MATERIAL FOR THIS TASK -
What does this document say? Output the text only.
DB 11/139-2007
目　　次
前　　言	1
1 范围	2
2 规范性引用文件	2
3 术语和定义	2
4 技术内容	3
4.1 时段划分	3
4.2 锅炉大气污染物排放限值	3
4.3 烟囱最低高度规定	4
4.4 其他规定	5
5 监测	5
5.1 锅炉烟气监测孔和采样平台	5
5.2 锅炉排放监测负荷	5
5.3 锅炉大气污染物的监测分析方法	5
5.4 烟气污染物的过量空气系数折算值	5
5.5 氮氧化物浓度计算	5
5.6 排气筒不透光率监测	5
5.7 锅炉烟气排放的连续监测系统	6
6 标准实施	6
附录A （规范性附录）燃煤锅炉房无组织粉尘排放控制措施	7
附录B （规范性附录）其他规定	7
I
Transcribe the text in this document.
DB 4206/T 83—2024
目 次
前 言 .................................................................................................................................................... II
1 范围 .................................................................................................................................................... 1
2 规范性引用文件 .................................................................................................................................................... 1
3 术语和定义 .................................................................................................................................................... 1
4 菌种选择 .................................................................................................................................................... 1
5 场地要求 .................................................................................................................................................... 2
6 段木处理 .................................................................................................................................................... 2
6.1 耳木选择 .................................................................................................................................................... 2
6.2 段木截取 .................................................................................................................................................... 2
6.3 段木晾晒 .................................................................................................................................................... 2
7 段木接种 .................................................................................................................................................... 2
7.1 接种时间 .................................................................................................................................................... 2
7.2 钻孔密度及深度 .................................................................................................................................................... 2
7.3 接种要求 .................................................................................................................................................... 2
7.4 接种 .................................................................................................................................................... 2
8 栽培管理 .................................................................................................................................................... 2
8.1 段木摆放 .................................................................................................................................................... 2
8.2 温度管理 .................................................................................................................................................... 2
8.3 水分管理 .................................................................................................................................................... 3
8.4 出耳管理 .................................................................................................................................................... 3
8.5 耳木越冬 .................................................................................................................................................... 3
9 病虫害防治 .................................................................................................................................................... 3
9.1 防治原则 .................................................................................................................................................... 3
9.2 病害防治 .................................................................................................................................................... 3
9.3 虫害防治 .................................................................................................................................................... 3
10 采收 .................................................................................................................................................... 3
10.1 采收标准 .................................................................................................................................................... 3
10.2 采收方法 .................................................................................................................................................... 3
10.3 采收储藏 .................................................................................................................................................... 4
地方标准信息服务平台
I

AIM OF THE EXERCISE -
Give the entries again in full, exactly as they are written.

SOLUTION FOR THIS TASK -
What does this document say? Output the text only.
DB 11/139-2007
目　　次
前　　言	1
1 范围	2
2 规范性引用文件	2
3 术语和定义	2
4 技术内容	3
4.1 时段划分	3
4.2 锅炉大气污染物排放限值	3
4.3 烟囱最低高度规定	4
4.4 其他规定	5
5 监测	5
5.1 锅炉烟气监测孔和采样平台	5
5.2 锅炉排放监测负荷	5
5.3 锅炉大气污染物的监测分析方法	5
5.4 烟气污染物的过量空气系数折算值	5
5.5 氮氧化物浓度计算	5
5.6 排气筒不透光率监测	5
5.7 锅炉烟气排放的连续监测系统	6
6 标准实施	6
附录A （规范性附录）燃煤锅炉房无组织粉尘排放控制措施	7
附录B （规范性附录）其他规定	7
I
Transcribe the text in this document.
DB 4206/T 83—2024
目 次
前 言 .................................................................................................................................................... II
1 范围 .................................................................................................................................................... 1
2 规范性引用文件 .................................................................................................................................................... 1
3 术语和定义 .................................................................................................................................................... 1
4 菌种选择 .................................................................................................................................................... 1
5 场地要求 .................................................................................................................................................... 2
6 段木处理 .................................................................................................................................................... 2
6.1 耳木选择 .................................................................................................................................................... 2
6.2 段木截取 .................................................................................................................................................... 2
6.3 段木晾晒 .................................................................................................................................................... 2
7 段木接种 .................................................................................................................................................... 2
7.1 接种时间 .................................................................................................................................................... 2
7.2 钻孔密度及深度 .................................................................................................................................................... 2
7.3 接种要求 .................................................................................................................................................... 2
7.4 接种 .................................................................................................................................................... 2
8 栽培管理 .................................................................................................................................................... 2
8.1 段木摆放 .................................................................................................................................................... 2
8.2 温度管理 .................................................................................................................................................... 2
8.3 水分管理 .................................................................................................................................................... 3
8.4 出耳管理 .................................................................................................................................................... 3
8.5 耳木越冬 .................................................................................................................................................... 3
9 病虫害防治 .................................................................................................................................................... 3
9.1 防治原则 .................................................................................................................................................... 3
9.2 病害防治 .................................................................................................................................................... 3
9.3 虫害防治 .................................................................................................................................................... 3
10 采收 .................................................................................................................................................... 3
10.1 采收标准 .................................................................................................................................................... 3
10.2 采收方法 .................................................................................................................................................... 3
10.3 采收储藏 .................................................................................................................................................... 4
地方标准信息服务平台
I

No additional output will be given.